— DIRECTION —
Retype all of the listing exactly, passing over any picture you find.

— EXCERPTED RECORDS —
######
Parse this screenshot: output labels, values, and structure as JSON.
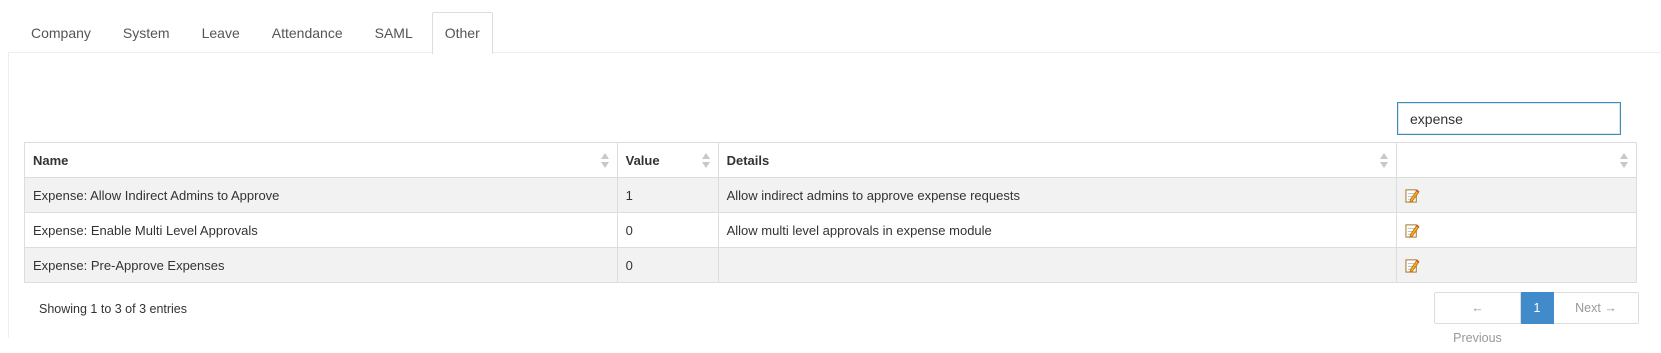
{
  "tabs": [
    {
      "label": "Company"
    },
    {
      "label": "System"
    },
    {
      "label": "Leave"
    },
    {
      "label": "Attendance"
    },
    {
      "label": "SAML"
    },
    {
      "label": "Other",
      "active": true
    }
  ],
  "search": {
    "value": "expense"
  },
  "table": {
    "headers": [
      "Name",
      "Value",
      "Details",
      ""
    ],
    "rows": [
      {
        "name": "Expense: Allow Indirect Admins to Approve",
        "value": "1",
        "details": "Allow indirect admins to approve expense requests",
        "action_icon": "edit-icon"
      },
      {
        "name": "Expense: Enable Multi Level Approvals",
        "value": "0",
        "details": "Allow multi level approvals in expense module",
        "action_icon": "edit-icon"
      },
      {
        "name": "Expense: Pre-Approve Expenses",
        "value": "0",
        "details": "",
        "action_icon": "edit-icon"
      }
    ]
  },
  "footer": {
    "info": "Showing 1 to 3 of 3 entries",
    "pagination": {
      "previous": "← Previous",
      "current": "1",
      "next": "Next →"
    }
  },
  "colors": {
    "accent": "#428bca",
    "row_stripe": "#f2f2f3",
    "border": "#dddddd"
  }
}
######
— OUTPUT FOR THIS TASK —
Parse this screenshot: output labels, values, and structure as JSON.
{
  "tabs": [
    {
      "label": "Company"
    },
    {
      "label": "System"
    },
    {
      "label": "Leave"
    },
    {
      "label": "Attendance"
    },
    {
      "label": "SAML"
    },
    {
      "label": "Other",
      "active": true
    }
  ],
  "search": {
    "value": "expense"
  },
  "table": {
    "headers": [
      "Name",
      "Value",
      "Details",
      ""
    ],
    "rows": [
      {
        "name": "Expense: Allow Indirect Admins to Approve",
        "value": "1",
        "details": "Allow indirect admins to approve expense requests",
        "action_icon": "edit-icon"
      },
      {
        "name": "Expense: Enable Multi Level Approvals",
        "value": "0",
        "details": "Allow multi level approvals in expense module",
        "action_icon": "edit-icon"
      },
      {
        "name": "Expense: Pre-Approve Expenses",
        "value": "0",
        "details": "",
        "action_icon": "edit-icon"
      }
    ]
  },
  "footer": {
    "info": "Showing 1 to 3 of 3 entries",
    "pagination": {
      "previous": "← Previous",
      "current": "1",
      "next": "Next →"
    }
  },
  "colors": {
    "accent": "#428bca",
    "row_stripe": "#f2f2f3",
    "border": "#dddddd"
  }
}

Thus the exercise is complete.